____ Data records

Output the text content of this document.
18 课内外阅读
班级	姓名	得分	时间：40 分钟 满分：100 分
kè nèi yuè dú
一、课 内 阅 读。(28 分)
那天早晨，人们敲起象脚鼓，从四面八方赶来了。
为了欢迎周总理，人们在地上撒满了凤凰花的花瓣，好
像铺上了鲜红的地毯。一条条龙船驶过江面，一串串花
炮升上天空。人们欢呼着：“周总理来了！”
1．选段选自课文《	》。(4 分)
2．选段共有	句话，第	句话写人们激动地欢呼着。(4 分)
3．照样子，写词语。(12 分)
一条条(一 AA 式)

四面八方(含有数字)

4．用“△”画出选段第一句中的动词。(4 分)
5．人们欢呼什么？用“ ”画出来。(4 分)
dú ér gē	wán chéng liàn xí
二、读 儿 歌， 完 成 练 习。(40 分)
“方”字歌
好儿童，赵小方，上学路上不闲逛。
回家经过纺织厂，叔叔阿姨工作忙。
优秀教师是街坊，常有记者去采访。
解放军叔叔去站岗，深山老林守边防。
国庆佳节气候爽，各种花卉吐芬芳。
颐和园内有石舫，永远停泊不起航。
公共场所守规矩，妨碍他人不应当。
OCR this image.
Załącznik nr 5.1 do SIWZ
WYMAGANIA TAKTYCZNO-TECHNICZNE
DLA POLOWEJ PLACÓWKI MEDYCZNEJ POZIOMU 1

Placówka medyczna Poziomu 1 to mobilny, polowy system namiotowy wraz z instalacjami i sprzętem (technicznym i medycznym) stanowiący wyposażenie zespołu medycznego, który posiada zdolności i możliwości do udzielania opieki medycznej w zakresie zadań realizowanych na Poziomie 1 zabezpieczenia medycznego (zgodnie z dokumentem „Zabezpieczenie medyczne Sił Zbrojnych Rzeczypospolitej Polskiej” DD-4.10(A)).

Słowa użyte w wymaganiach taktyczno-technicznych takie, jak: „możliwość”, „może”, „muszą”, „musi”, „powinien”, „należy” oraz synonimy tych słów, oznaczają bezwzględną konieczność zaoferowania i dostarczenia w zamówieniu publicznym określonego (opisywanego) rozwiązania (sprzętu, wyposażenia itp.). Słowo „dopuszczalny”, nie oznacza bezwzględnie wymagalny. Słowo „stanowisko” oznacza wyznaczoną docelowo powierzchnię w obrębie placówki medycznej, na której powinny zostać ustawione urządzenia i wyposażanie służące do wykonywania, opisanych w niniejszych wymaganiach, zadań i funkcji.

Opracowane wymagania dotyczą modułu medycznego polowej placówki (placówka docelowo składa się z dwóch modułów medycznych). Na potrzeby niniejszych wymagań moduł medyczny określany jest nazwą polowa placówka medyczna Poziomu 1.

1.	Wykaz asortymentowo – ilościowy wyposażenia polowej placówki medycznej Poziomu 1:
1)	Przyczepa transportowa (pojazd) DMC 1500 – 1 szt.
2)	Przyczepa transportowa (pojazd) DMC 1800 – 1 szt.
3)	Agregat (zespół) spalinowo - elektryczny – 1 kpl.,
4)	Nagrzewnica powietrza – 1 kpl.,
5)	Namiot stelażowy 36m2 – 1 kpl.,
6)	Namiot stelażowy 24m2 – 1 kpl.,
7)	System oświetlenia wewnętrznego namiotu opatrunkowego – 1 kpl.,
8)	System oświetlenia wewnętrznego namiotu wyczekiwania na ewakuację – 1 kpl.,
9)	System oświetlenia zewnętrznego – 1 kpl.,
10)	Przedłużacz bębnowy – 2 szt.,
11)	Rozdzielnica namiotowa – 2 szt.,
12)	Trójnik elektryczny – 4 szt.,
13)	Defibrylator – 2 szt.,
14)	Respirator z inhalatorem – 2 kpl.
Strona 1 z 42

________

**Problem requirements:** Report only a number: how many lines in the material above contain the string "pojazd".

**Response to the task:** 2